INSTRUCTIONS TO FOLLOW: Transcribe the records in full, keeping every character as it is.
──────
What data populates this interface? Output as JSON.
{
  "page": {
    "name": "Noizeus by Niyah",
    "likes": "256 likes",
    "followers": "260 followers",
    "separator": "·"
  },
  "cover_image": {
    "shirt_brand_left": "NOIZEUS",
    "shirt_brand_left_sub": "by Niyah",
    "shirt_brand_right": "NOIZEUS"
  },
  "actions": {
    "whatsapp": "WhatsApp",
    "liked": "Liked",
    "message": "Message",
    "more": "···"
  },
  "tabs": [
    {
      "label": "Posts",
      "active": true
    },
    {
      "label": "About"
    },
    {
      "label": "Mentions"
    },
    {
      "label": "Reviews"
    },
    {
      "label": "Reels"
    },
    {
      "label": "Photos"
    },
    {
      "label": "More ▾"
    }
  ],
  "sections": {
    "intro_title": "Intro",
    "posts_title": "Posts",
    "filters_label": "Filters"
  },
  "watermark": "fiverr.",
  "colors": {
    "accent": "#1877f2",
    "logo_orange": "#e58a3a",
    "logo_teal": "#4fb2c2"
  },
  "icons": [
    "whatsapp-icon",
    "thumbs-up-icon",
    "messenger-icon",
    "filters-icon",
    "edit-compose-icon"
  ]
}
──────
THE SOLUTION:
What data populates this interface? Output as JSON.
{
  "page": {
    "name": "Noizeus by Niyah",
    "likes": "256 likes",
    "followers": "260 followers",
    "separator": "·"
  },
  "cover_image": {
    "shirt_brand_left": "NOIZEUS",
    "shirt_brand_left_sub": "by Niyah",
    "shirt_brand_right": "NOIZEUS"
  },
  "actions": {
    "whatsapp": "WhatsApp",
    "liked": "Liked",
    "message": "Message",
    "more": "···"
  },
  "tabs": [
    {
      "label": "Posts",
      "active": true
    },
    {
      "label": "About"
    },
    {
      "label": "Mentions"
    },
    {
      "label": "Reviews"
    },
    {
      "label": "Reels"
    },
    {
      "label": "Photos"
    },
    {
      "label": "More ▾"
    }
  ],
  "sections": {
    "intro_title": "Intro",
    "posts_title": "Posts",
    "filters_label": "Filters"
  },
  "watermark": "fiverr.",
  "colors": {
    "accent": "#1877f2",
    "logo_orange": "#e58a3a",
    "logo_teal": "#4fb2c2"
  },
  "icons": [
    "whatsapp-icon",
    "thumbs-up-icon",
    "messenger-icon",
    "filters-icon",
    "edit-compose-icon"
  ]
}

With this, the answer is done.